Dataset rows ->
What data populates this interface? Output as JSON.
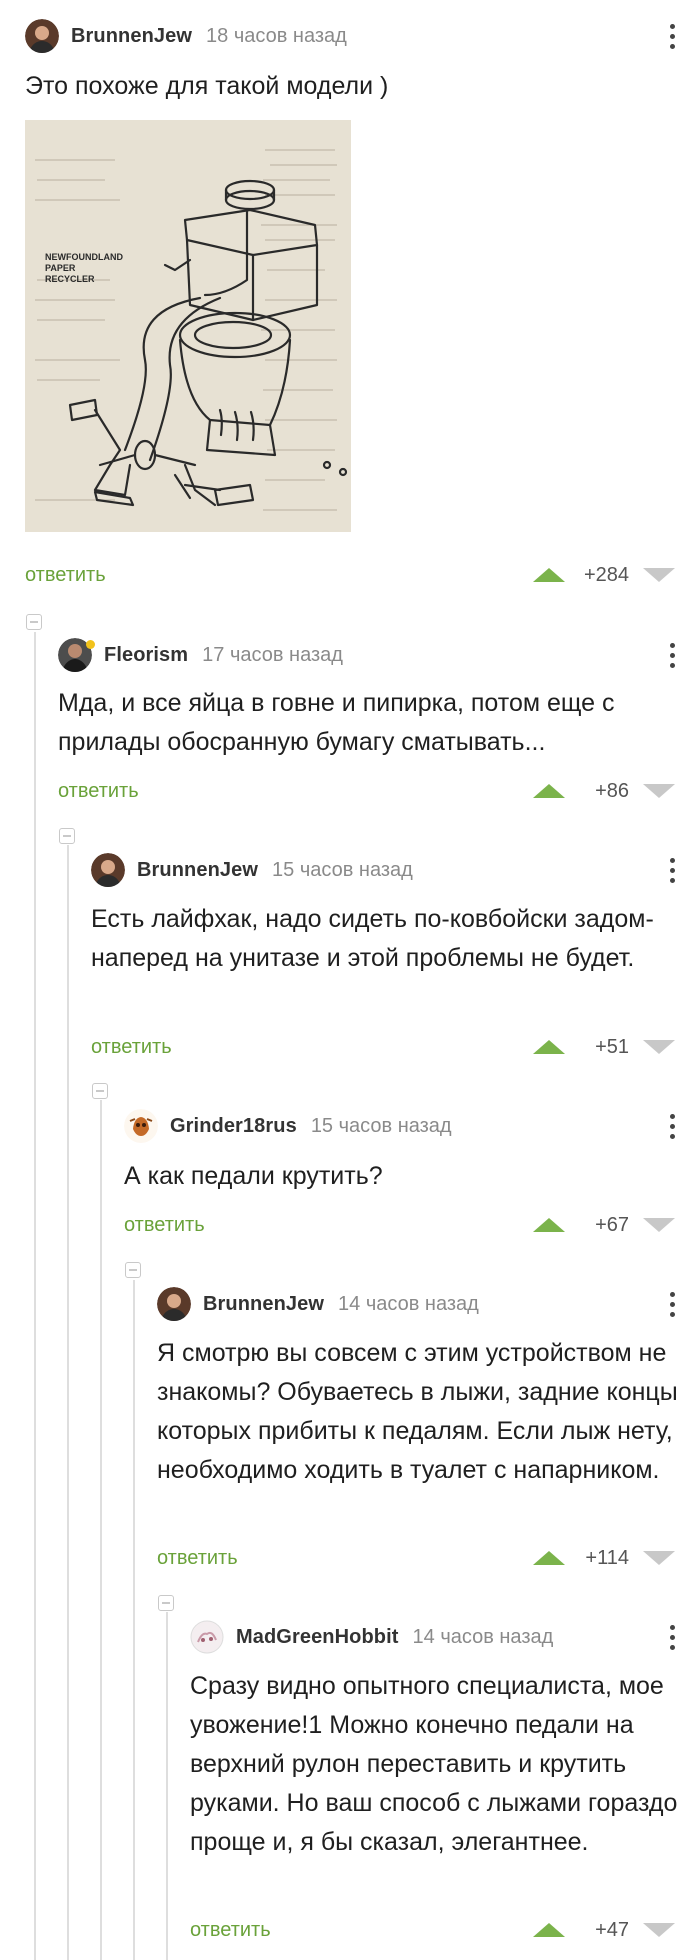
{
  "comments": [
    {
      "author": "BrunnenJew",
      "time": "18 часов назад",
      "text": "Это похоже для такой модели )",
      "reply_label": "ответить",
      "score": "+284",
      "image_text": "NEWFOUNDLAND\nPAPER\nRECYCLER"
    },
    {
      "author": "Fleorism",
      "time": "17 часов назад",
      "text": "Мда, и все яйца в говне и пипирка, потом еще с прилады обосранную бумагу сматывать...",
      "reply_label": "ответить",
      "score": "+86"
    },
    {
      "author": "BrunnenJew",
      "time": "15 часов назад",
      "text": "Есть лайфхак, надо сидеть по-ковбойски задом-наперед на унитазе и этой проблемы не будет.",
      "reply_label": "ответить",
      "score": "+51"
    },
    {
      "author": "Grinder18rus",
      "time": "15 часов назад",
      "text": "А как педали крутить?",
      "reply_label": "ответить",
      "score": "+67"
    },
    {
      "author": "BrunnenJew",
      "time": "14 часов назад",
      "text": "Я смотрю вы совсем с этим устройством не знакомы? Обуваетесь в лыжи, задние концы которых прибиты к педалям. Если лыж нету, необходимо ходить в туалет с напарником.",
      "reply_label": "ответить",
      "score": "+114"
    },
    {
      "author": "MadGreenHobbit",
      "time": "14 часов назад",
      "text": "Сразу видно опытного специалиста, мое увожение!1 Можно конечно педали на верхний рулон переставить и крутить руками. Но ваш способ с лыжами гораздо проще и, я бы сказал, элегантнее.",
      "reply_label": "ответить",
      "score": "+47"
    }
  ],
  "colors": {
    "reply": "#6aa23a",
    "upvote": "#7bb34b",
    "downvote": "#c8c8c8",
    "time": "#8a8a8a"
  }
}
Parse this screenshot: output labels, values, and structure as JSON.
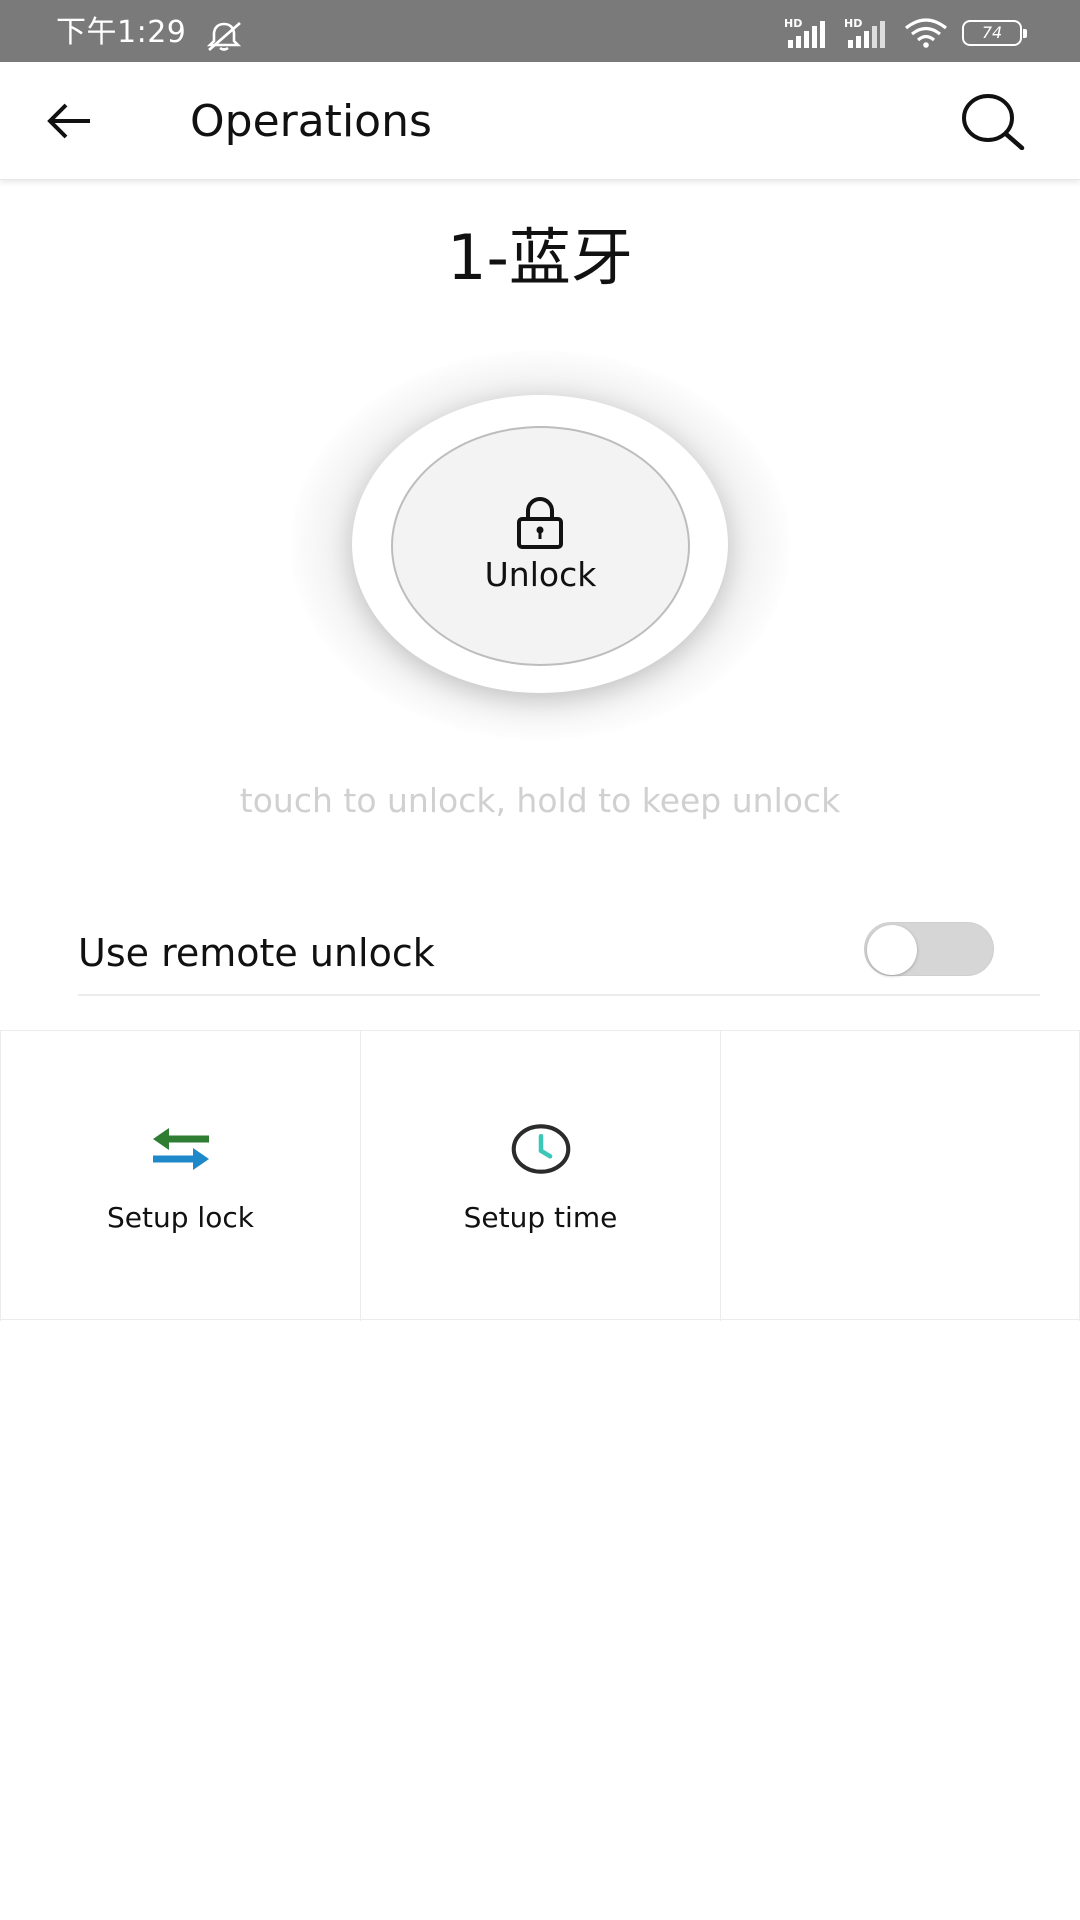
{
  "status_bar": {
    "time": "下午1:29",
    "signal_label_1": "HD",
    "signal_label_2": "HD",
    "battery": "74",
    "icons": [
      "dnd-bell-off-icon",
      "signal-icon",
      "signal-icon",
      "wifi-icon",
      "battery-icon"
    ]
  },
  "app_bar": {
    "title": "Operations",
    "back_icon": "arrow-left-icon",
    "search_icon": "search-icon"
  },
  "lock": {
    "name": "1-蓝牙",
    "unlock_label": "Unlock",
    "unlock_icon": "padlock-icon",
    "hint": "touch to unlock, hold to keep unlock"
  },
  "remote_unlock": {
    "label": "Use remote unlock",
    "enabled": false
  },
  "actions": [
    {
      "label": "Setup lock",
      "icon": "swap-arrows-icon"
    },
    {
      "label": "Setup time",
      "icon": "clock-icon"
    },
    {
      "label": "",
      "icon": ""
    }
  ],
  "colors": {
    "status_bar_bg": "#7a7a7a",
    "swap_green": "#2e7d32",
    "swap_blue": "#1e88c9",
    "clock_hand": "#3cc7b8",
    "hint_text": "#d0d0d0"
  }
}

Required task ->
Each record above is to be restated exactly, with its pictures removed from the copy.

Complete output ->
What data populates this interface? Output as JSON.
{
  "comments": [
    {
      "author": "BrunnenJew",
      "time": "18 часов назад",
      "text": "Это похоже для такой модели )",
      "reply_label": "ответить",
      "score": "+284",
      "image_text": "NEWFOUNDLAND\nPAPER\nRECYCLER"
    },
    {
      "author": "Fleorism",
      "time": "17 часов назад",
      "text": "Мда, и все яйца в говне и пипирка, потом еще с прилады обосранную бумагу сматывать...",
      "reply_label": "ответить",
      "score": "+86"
    },
    {
      "author": "BrunnenJew",
      "time": "15 часов назад",
      "text": "Есть лайфхак, надо сидеть по-ковбойски задом-наперед на унитазе и этой проблемы не будет.",
      "reply_label": "ответить",
      "score": "+51"
    },
    {
      "author": "Grinder18rus",
      "time": "15 часов назад",
      "text": "А как педали крутить?",
      "reply_label": "ответить",
      "score": "+67"
    },
    {
      "author": "BrunnenJew",
      "time": "14 часов назад",
      "text": "Я смотрю вы совсем с этим устройством не знакомы? Обуваетесь в лыжи, задние концы которых прибиты к педалям. Если лыж нету, необходимо ходить в туалет с напарником.",
      "reply_label": "ответить",
      "score": "+114"
    },
    {
      "author": "MadGreenHobbit",
      "time": "14 часов назад",
      "text": "Сразу видно опытного специалиста, мое увожение!1 Можно конечно педали на верхний рулон переставить и крутить руками. Но ваш способ с лыжами гораздо проще и, я бы сказал, элегантнее.",
      "reply_label": "ответить",
      "score": "+47"
    }
  ],
  "colors": {
    "reply": "#6aa23a",
    "upvote": "#7bb34b",
    "downvote": "#c8c8c8",
    "time": "#8a8a8a"
  }
}
Parse this screenshot: output labels, values, and structure as JSON.
{
  "status_bar": {
    "time": "下午1:29",
    "signal_label_1": "HD",
    "signal_label_2": "HD",
    "battery": "74",
    "icons": [
      "dnd-bell-off-icon",
      "signal-icon",
      "signal-icon",
      "wifi-icon",
      "battery-icon"
    ]
  },
  "app_bar": {
    "title": "Operations",
    "back_icon": "arrow-left-icon",
    "search_icon": "search-icon"
  },
  "lock": {
    "name": "1-蓝牙",
    "unlock_label": "Unlock",
    "unlock_icon": "padlock-icon",
    "hint": "touch to unlock, hold to keep unlock"
  },
  "remote_unlock": {
    "label": "Use remote unlock",
    "enabled": false
  },
  "actions": [
    {
      "label": "Setup lock",
      "icon": "swap-arrows-icon"
    },
    {
      "label": "Setup time",
      "icon": "clock-icon"
    },
    {
      "label": "",
      "icon": ""
    }
  ],
  "colors": {
    "status_bar_bg": "#7a7a7a",
    "swap_green": "#2e7d32",
    "swap_blue": "#1e88c9",
    "clock_hand": "#3cc7b8",
    "hint_text": "#d0d0d0"
  }
}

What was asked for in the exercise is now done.